§ **Provided text**
┄┄┄┄┄┄

Skip to content

Latest commit

 

History

History
656 lines (479 loc) · 15.6 KB

File metadata and controls

656 lines (479 loc) · 15.6 KB

Worker Implementation Guide

This guide covers how to implement task workers in the Conductor Rust SDK. Workers are the components that execute tasks in your workflows.

Table of Contents


Quick Start

use conductor::{Configuration, TaskHandler, FnWorker, WorkerOutput};
use conductor::models::Task;

#[tokio::main]
async fn main() -> Result<(), Box<dyn std::error::Error>> {
    let config = Configuration::new("http://localhost:8080/api");

    // Create a simple worker
    let worker = FnWorker::new("greet_task", |task: Task| async move {
        let name: String = task.get_input("name").unwrap_or_else(|| "World".to_string());
        Ok(WorkerOutput::completed_with_result(format!("Hello, {}!", name)))

┄┄┄┄┄┄

§ **Problem set**
1) According to the worker implementation guide, what are workers?
2) Transcribe everything in the worker implementation guide from "File metadata and" down to "in your workflows.".
3) Go on with the Conductor Rust SDK worker guide from the point where it stops.

┄┄┄┄┄┄

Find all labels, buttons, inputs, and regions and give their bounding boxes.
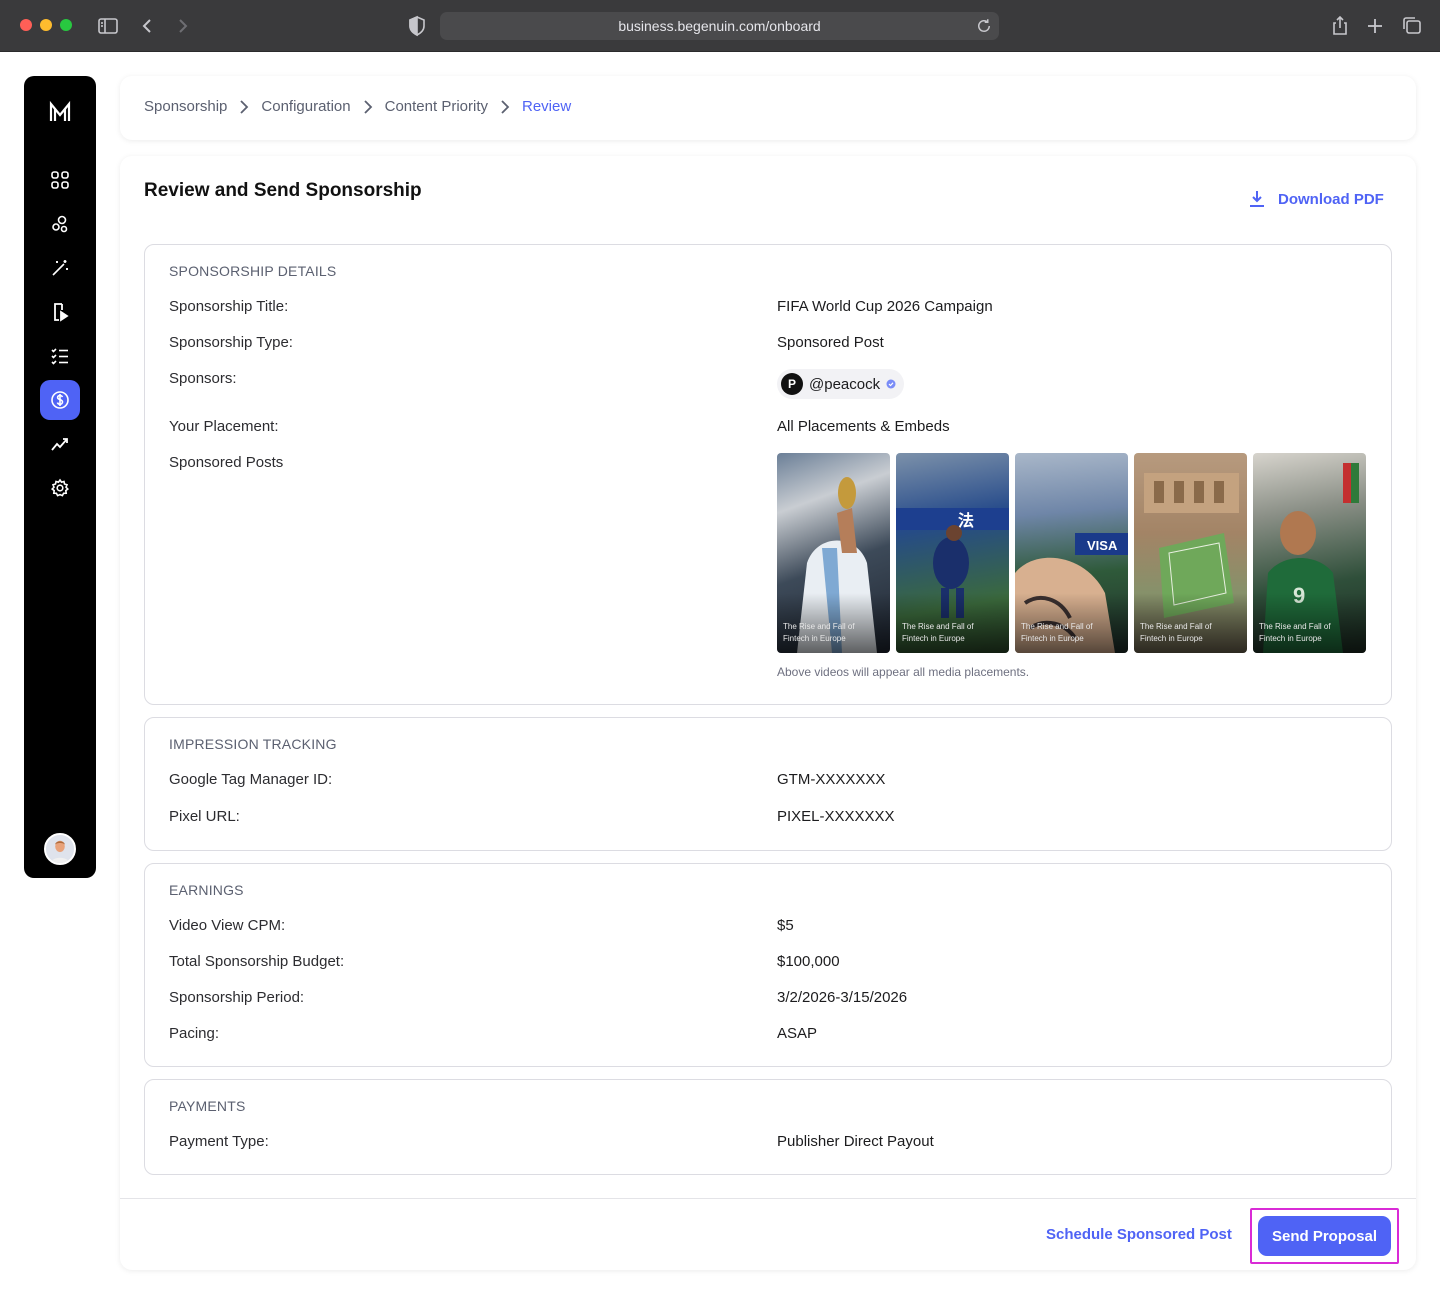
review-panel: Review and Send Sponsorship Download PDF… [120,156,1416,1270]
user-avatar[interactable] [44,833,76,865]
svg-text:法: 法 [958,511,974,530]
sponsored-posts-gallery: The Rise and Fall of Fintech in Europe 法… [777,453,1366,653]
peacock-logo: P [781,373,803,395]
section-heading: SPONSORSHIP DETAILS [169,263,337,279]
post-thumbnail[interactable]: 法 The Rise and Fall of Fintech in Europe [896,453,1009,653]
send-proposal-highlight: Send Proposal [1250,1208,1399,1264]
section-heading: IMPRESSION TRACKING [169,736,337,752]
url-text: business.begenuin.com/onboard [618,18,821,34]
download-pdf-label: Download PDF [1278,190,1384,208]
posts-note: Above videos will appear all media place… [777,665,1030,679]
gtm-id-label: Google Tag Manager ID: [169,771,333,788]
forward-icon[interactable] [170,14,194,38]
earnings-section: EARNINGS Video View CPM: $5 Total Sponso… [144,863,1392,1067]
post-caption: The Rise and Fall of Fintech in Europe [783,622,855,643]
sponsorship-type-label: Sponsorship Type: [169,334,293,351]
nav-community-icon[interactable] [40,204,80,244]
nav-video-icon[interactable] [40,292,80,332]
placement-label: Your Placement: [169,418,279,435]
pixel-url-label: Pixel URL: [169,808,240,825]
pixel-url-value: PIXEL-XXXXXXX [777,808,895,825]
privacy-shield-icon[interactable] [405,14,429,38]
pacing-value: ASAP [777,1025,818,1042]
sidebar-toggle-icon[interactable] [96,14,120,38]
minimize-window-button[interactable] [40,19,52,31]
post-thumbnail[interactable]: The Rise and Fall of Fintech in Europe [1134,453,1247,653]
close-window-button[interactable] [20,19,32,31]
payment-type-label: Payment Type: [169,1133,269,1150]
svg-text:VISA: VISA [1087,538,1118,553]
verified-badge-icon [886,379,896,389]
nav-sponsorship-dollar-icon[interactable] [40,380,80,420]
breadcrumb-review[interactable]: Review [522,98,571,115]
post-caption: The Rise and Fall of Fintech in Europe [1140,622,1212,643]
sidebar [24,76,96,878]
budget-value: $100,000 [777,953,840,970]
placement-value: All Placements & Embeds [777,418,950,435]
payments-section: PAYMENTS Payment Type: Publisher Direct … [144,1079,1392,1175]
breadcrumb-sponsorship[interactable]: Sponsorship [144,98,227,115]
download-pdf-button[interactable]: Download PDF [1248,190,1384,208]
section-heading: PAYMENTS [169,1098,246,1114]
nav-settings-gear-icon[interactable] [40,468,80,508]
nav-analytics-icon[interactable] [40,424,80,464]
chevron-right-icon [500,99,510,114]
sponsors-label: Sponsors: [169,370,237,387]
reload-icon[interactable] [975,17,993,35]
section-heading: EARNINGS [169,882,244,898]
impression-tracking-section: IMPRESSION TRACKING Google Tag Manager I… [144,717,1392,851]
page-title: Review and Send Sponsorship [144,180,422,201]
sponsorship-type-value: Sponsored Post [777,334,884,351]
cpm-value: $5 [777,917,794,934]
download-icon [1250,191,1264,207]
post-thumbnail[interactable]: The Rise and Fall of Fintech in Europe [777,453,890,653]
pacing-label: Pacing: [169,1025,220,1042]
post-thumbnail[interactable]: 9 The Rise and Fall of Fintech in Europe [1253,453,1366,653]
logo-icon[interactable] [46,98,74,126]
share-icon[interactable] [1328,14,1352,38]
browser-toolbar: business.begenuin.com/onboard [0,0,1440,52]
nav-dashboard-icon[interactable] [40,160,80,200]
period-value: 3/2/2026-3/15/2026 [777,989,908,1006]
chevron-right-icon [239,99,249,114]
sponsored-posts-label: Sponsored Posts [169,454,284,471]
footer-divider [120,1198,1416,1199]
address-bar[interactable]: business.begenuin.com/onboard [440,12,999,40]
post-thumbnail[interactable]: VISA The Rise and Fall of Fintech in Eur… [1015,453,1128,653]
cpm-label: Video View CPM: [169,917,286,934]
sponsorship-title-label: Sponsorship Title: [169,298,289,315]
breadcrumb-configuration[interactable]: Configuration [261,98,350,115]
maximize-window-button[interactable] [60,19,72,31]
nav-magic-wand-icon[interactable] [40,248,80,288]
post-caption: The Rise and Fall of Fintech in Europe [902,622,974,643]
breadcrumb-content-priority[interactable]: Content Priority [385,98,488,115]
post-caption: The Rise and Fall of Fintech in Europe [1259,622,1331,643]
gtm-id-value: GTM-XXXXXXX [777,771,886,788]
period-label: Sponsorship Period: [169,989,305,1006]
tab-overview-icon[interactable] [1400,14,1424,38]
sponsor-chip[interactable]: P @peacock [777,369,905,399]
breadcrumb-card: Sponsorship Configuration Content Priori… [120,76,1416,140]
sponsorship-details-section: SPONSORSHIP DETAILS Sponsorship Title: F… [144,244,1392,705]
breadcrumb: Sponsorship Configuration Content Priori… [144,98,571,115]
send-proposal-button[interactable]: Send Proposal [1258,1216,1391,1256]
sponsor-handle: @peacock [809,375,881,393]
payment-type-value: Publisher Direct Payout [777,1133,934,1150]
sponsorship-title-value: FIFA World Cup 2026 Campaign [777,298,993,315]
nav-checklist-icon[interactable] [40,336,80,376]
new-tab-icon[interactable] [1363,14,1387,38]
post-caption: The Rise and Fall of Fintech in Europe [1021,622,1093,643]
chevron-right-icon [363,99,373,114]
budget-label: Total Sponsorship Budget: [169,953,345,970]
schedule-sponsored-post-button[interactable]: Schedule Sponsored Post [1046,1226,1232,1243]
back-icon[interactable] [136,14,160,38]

┄┄┄┄┄┄

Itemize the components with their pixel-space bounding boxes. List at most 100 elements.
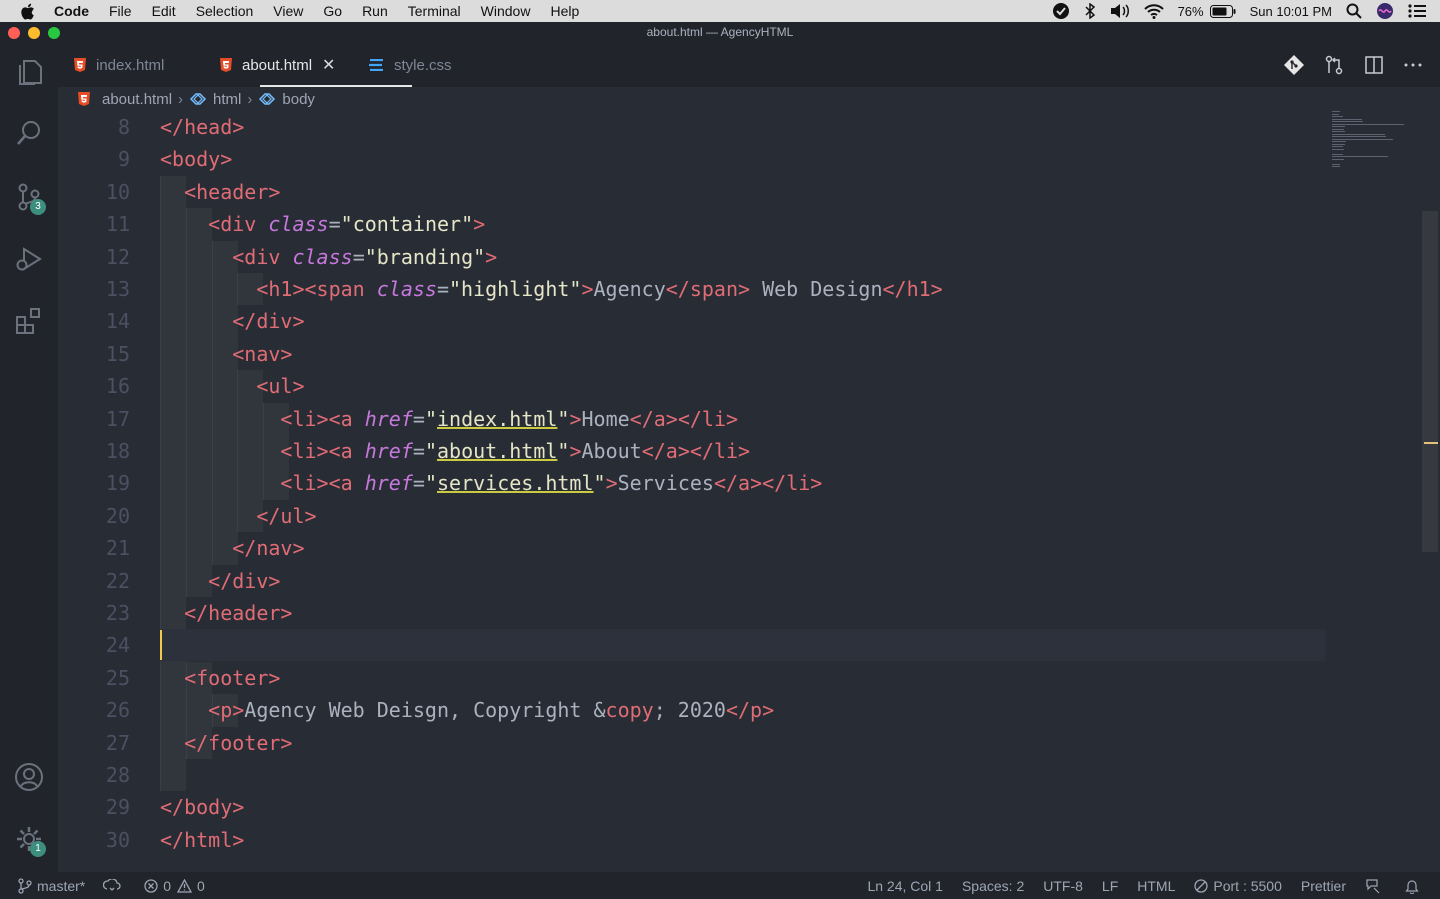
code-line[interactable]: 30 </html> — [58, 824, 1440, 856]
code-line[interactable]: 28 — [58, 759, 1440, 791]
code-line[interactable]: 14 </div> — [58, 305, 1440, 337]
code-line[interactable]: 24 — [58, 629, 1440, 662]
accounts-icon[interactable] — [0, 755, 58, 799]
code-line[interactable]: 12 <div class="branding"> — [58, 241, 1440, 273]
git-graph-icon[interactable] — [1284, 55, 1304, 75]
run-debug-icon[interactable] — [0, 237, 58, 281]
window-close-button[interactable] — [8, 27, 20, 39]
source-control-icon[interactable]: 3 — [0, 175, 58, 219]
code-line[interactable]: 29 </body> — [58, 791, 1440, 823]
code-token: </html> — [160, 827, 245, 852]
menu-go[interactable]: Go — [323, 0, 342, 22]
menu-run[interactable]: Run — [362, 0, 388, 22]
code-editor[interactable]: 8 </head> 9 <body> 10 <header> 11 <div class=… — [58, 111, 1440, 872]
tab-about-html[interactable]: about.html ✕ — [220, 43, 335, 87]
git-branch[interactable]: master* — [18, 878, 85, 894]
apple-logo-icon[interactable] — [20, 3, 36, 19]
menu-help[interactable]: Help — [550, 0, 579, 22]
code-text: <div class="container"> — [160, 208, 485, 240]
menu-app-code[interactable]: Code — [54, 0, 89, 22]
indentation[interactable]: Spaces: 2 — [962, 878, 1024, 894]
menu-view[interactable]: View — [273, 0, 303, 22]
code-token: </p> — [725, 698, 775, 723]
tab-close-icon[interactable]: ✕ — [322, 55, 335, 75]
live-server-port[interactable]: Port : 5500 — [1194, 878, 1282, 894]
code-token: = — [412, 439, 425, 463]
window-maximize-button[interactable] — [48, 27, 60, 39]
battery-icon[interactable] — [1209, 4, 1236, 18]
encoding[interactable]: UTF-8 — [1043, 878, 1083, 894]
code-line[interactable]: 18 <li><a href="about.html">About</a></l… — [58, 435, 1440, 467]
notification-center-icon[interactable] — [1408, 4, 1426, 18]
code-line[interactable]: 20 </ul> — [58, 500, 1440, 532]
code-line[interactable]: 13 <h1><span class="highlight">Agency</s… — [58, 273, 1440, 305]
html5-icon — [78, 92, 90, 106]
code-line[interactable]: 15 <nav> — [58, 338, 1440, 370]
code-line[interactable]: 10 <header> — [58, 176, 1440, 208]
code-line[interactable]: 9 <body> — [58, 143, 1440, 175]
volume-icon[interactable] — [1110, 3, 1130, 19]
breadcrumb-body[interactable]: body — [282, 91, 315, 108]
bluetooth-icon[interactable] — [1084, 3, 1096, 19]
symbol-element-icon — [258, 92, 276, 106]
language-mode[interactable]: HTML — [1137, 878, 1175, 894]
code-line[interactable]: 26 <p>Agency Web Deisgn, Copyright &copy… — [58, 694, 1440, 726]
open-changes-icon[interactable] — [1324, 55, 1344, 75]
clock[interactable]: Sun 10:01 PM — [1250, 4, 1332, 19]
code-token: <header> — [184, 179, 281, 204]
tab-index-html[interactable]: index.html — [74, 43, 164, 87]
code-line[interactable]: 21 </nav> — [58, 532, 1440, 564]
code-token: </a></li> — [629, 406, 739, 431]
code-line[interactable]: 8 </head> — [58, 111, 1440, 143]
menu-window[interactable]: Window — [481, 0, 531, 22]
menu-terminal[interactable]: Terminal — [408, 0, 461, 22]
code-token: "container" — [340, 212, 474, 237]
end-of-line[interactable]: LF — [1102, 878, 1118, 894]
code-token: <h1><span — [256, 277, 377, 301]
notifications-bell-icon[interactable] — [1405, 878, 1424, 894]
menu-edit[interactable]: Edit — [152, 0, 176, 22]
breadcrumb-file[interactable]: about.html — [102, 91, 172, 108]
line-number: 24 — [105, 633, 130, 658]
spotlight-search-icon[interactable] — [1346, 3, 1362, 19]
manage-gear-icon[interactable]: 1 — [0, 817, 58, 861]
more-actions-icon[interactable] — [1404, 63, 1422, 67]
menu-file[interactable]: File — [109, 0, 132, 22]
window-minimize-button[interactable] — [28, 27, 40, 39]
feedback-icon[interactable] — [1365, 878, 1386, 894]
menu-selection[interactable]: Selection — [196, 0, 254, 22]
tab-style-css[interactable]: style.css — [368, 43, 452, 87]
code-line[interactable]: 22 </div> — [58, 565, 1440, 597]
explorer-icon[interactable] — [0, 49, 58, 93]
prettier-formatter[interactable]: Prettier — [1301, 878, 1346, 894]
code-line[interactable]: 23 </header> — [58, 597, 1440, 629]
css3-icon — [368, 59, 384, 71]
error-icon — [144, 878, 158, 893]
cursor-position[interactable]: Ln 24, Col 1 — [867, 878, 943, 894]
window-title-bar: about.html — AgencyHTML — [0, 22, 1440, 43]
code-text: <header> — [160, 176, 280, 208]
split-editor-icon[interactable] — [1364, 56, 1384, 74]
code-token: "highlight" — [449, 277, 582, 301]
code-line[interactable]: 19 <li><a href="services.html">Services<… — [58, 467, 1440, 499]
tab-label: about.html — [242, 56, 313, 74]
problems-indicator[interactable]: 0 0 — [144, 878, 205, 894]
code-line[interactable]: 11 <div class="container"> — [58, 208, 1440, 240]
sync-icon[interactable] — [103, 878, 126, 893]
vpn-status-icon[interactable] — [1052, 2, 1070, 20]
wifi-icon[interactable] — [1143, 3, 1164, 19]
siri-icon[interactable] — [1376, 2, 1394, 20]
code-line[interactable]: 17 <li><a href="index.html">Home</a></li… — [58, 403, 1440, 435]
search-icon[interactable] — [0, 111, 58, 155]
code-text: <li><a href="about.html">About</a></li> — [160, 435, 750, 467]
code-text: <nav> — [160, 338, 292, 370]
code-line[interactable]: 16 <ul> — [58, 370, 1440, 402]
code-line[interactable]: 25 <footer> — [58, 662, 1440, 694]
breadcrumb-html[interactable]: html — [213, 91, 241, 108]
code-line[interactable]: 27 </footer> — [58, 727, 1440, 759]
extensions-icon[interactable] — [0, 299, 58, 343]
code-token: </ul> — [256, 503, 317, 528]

┄┄┄┄┄┄

§ **Answers to the tasks**
1) Workers are the components that execute tasks in your workflows.

2)
File metadata and controls

656 lines (479 loc) · 15.6 KB

Worker Implementation Guide

This guide covers how to implement task workers in the Conductor Rust SDK. Workers are the components that execute tasks in your workflows.

3)
    });

    // Start the handler
    let mut handler = TaskHandler::new(config)?;
    handler.add_worker(worker);
    handler.start().await?;

    // Wait for shutdown signal
    tokio::signal::ctrl_c().await?;
    handler.stop().await?;

    Ok(())
}

Worker Types

FnWorker - Function-Based Worker

The simplest way to create a worker using a closure:

use conductor::{FnWorker, WorkerOutput};
use conductor::models::Task;

let worker = FnWorker::new("my_task", |task: Task| async move {
    // Access task inputs
    let value: i32 = task.get_input("value").unwrap_or(0);
    
    // Process the task
    let result = value * 2;
    
    // Return the result
    Ok(WorkerOutput::completed_with_result(result))
})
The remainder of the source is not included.